Saved entries:
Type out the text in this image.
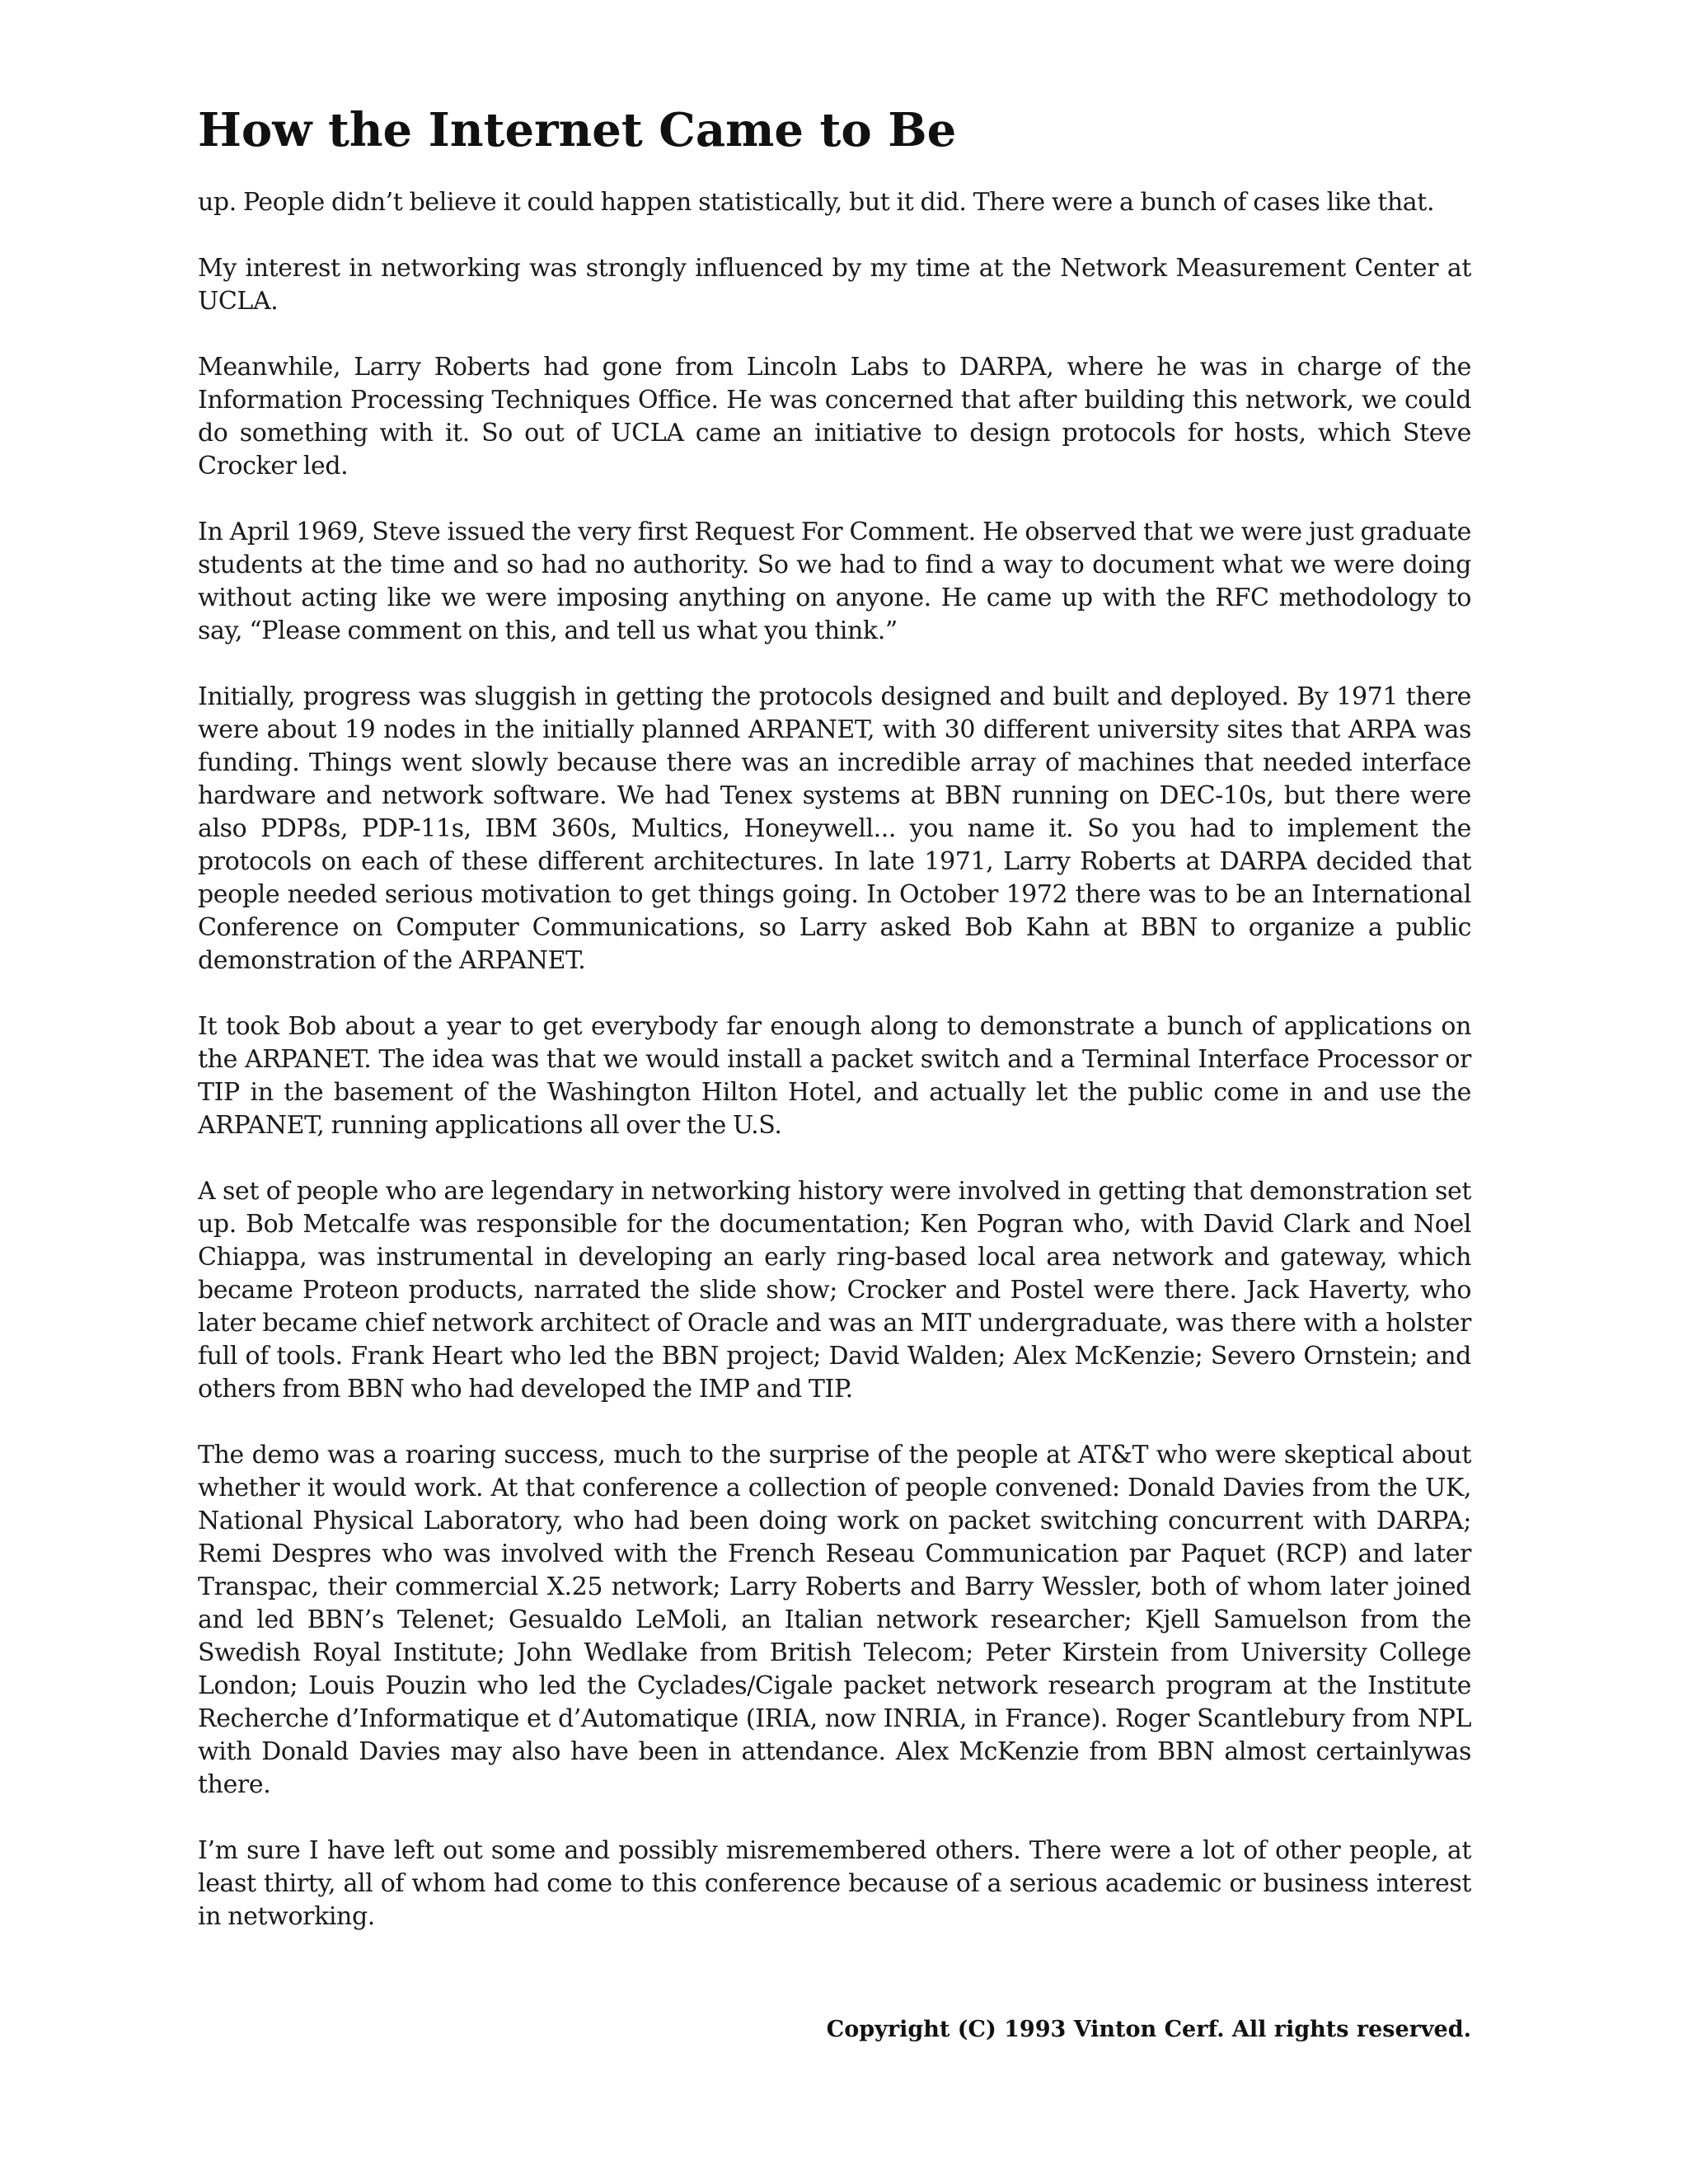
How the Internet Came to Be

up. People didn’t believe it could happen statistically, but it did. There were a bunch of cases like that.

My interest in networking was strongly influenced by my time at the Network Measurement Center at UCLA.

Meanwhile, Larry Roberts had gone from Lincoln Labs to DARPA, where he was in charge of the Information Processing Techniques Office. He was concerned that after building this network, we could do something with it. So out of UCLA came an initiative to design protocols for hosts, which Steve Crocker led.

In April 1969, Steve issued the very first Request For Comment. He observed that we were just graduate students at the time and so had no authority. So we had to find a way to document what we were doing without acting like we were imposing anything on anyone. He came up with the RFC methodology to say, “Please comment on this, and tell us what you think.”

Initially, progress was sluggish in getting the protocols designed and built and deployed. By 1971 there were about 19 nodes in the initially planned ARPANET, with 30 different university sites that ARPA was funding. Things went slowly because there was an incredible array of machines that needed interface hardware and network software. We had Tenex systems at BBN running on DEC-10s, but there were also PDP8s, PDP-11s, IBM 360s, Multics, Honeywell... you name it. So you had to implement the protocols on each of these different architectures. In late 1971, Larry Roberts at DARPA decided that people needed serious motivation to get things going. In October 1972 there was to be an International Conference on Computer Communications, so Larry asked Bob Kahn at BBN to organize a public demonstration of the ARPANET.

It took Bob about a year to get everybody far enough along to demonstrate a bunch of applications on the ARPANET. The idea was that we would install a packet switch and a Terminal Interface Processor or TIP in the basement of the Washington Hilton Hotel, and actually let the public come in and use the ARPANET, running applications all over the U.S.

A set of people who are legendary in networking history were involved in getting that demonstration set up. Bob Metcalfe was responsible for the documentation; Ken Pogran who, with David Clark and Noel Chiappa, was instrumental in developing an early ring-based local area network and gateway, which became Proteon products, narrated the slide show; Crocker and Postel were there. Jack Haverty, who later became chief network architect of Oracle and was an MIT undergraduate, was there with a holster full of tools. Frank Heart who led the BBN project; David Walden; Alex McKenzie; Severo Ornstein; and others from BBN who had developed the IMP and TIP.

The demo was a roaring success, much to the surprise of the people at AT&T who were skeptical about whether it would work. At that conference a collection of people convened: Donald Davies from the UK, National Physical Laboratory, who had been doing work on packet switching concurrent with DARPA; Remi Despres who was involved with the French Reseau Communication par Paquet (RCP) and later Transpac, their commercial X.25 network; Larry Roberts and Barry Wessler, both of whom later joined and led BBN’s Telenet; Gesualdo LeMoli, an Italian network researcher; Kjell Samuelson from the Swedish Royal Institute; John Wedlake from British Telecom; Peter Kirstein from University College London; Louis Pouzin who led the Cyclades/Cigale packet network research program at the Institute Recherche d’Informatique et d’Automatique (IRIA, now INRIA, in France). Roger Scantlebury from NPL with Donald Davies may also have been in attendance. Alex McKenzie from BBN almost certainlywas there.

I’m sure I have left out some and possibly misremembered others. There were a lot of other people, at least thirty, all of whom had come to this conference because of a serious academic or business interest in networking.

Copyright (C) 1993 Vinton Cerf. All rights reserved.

---

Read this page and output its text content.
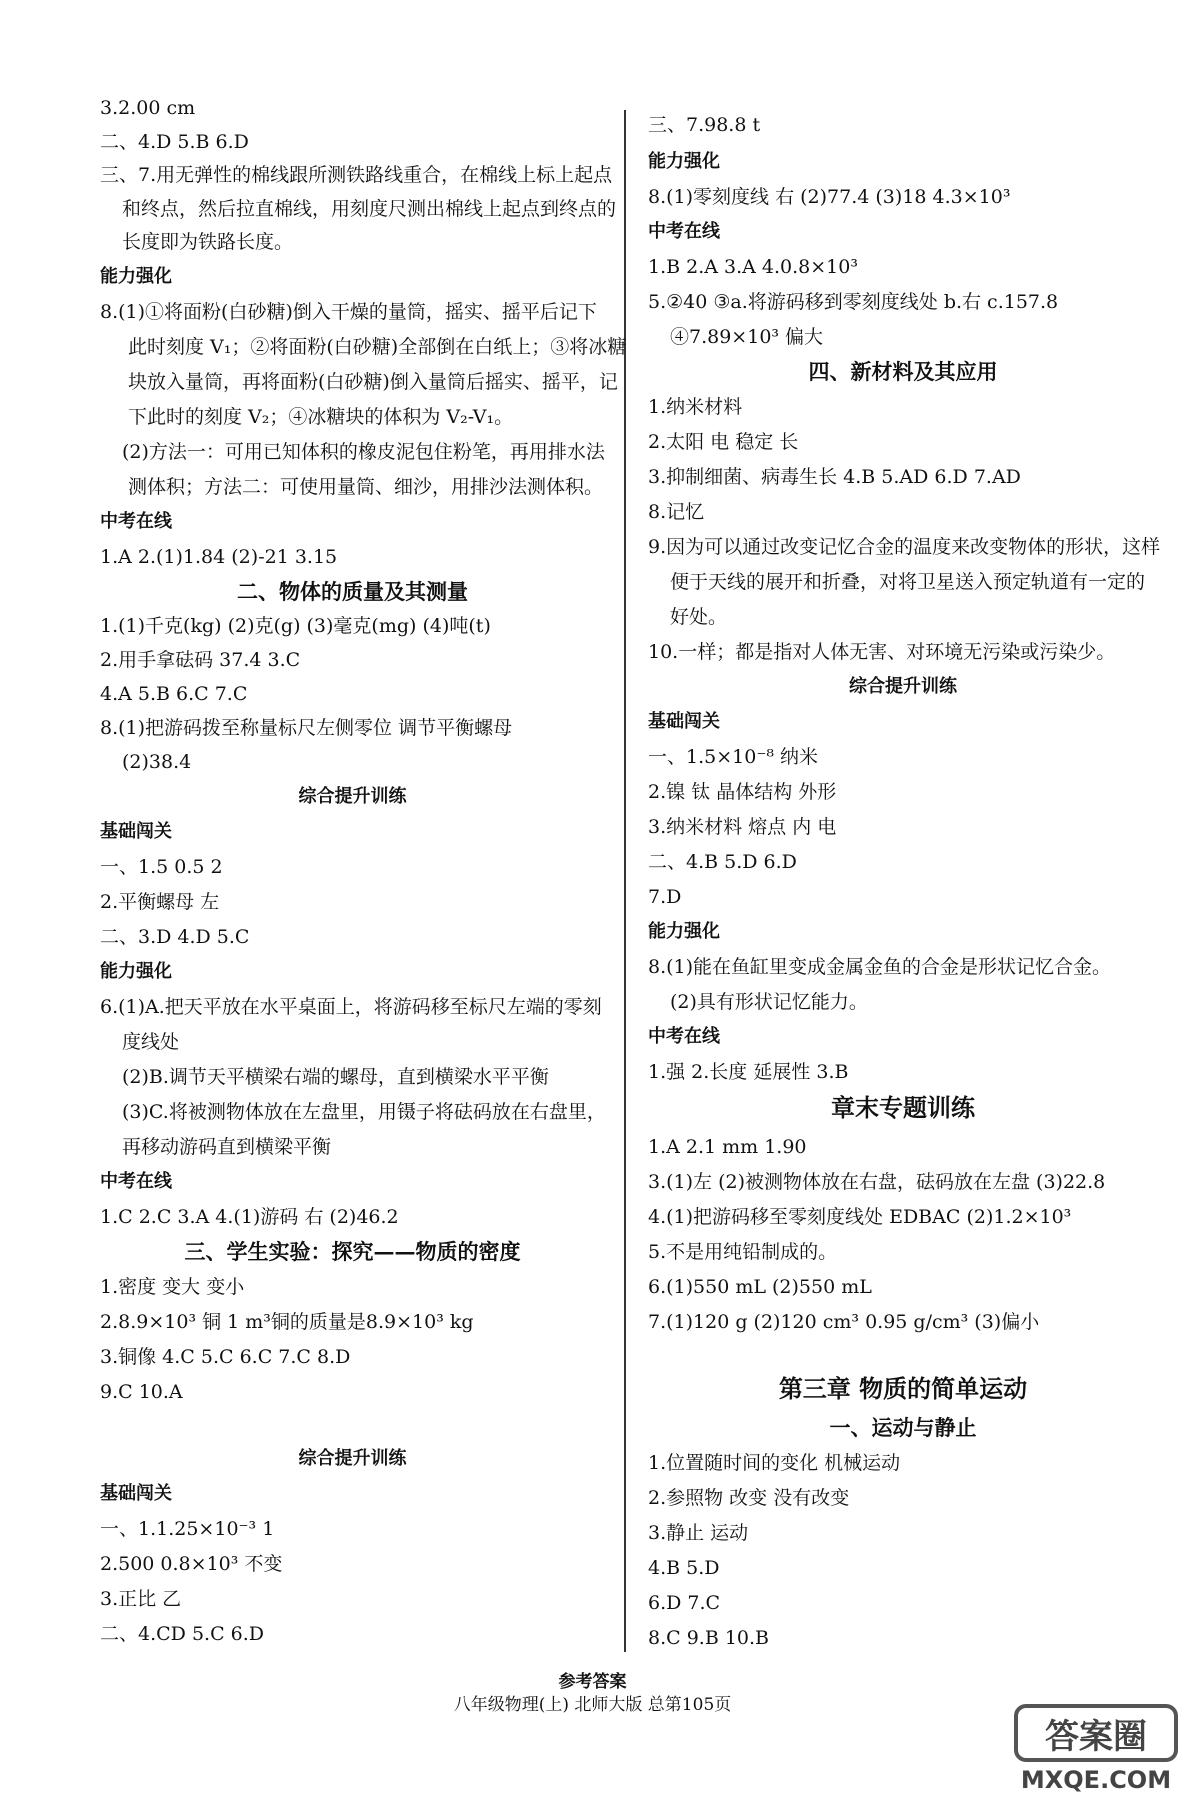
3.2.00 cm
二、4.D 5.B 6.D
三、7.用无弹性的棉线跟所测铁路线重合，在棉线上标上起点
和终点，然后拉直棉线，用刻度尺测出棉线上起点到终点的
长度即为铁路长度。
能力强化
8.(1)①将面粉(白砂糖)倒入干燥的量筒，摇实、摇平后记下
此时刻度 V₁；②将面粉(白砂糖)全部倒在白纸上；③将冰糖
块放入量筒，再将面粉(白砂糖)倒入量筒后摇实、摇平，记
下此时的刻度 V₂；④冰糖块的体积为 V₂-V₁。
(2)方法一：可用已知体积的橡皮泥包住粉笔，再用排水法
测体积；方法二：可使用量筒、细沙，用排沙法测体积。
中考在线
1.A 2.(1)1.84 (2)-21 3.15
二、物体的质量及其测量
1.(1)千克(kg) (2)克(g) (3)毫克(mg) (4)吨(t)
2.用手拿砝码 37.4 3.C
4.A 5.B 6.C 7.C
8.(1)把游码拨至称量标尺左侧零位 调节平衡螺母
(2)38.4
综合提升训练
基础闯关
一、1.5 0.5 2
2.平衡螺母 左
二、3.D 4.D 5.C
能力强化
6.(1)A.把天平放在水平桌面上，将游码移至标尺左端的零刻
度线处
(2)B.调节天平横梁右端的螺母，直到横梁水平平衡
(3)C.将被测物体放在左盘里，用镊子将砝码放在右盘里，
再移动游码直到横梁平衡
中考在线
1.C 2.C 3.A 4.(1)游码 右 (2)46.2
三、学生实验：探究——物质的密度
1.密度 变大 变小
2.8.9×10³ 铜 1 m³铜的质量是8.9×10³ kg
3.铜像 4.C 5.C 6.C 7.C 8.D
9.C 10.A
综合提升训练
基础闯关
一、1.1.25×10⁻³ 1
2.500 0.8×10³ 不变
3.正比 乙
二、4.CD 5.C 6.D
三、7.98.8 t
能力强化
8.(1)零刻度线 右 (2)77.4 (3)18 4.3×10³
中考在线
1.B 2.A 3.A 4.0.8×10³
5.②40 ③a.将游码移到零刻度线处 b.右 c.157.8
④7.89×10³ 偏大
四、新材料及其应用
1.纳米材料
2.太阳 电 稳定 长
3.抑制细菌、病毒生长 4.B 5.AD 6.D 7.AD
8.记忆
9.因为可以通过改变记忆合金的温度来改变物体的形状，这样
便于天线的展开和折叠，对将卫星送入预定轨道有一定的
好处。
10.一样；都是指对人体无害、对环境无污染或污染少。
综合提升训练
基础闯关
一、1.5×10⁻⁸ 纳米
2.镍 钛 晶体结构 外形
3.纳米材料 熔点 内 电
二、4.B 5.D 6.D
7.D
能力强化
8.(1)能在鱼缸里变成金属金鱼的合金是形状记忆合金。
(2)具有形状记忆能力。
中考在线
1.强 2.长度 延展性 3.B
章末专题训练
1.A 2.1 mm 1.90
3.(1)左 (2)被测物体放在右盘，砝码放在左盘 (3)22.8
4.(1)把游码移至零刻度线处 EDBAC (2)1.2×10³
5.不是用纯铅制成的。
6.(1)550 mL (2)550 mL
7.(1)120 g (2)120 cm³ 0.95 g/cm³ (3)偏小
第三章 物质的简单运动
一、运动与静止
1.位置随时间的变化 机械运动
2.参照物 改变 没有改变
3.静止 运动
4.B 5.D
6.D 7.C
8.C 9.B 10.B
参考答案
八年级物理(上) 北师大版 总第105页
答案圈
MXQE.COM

---

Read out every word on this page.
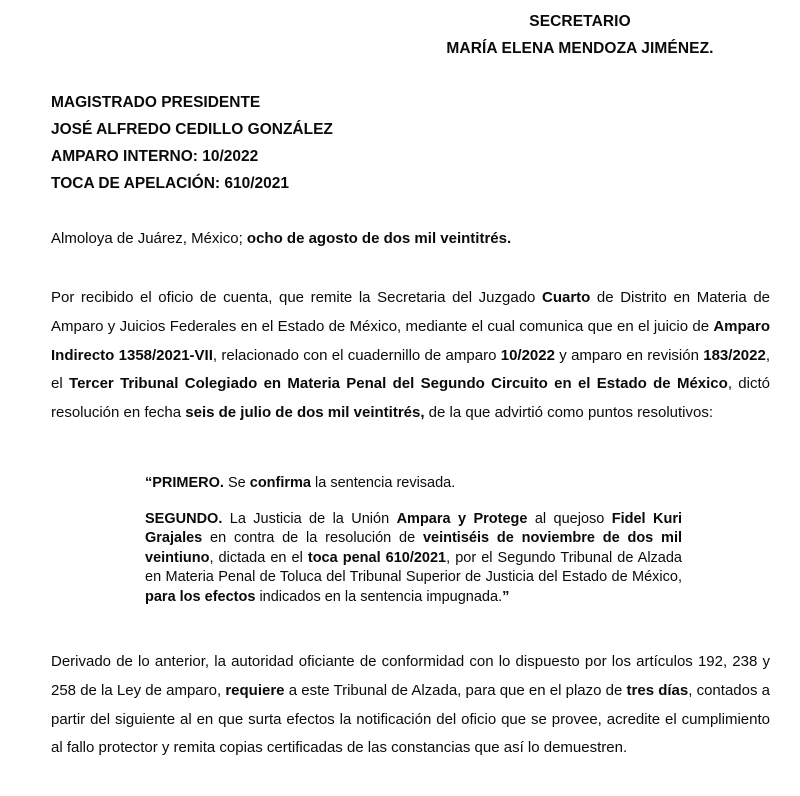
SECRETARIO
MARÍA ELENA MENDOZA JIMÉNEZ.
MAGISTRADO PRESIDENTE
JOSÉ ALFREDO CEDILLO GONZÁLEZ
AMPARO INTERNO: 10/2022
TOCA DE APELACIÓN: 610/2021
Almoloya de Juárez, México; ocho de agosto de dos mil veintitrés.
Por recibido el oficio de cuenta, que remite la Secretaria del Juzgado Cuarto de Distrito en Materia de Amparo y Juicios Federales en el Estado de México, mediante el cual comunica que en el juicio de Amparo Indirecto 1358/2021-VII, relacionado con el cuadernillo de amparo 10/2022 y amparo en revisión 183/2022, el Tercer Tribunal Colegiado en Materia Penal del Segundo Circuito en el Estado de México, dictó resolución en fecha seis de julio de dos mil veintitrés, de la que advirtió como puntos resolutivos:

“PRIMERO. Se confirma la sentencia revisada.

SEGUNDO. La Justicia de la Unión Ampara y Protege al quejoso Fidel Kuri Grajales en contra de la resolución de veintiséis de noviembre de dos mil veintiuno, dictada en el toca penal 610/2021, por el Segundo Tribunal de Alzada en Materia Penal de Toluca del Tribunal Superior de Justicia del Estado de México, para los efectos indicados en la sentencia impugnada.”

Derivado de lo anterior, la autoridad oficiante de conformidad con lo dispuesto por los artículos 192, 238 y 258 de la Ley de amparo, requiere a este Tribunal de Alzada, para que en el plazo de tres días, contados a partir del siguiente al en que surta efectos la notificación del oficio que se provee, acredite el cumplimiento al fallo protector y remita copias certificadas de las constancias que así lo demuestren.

→ **What you will do**
Extract every line containing the string "page" from the data above.

→ **Output for this exercise**
Read this page and output its text content.
Read out every word on this page.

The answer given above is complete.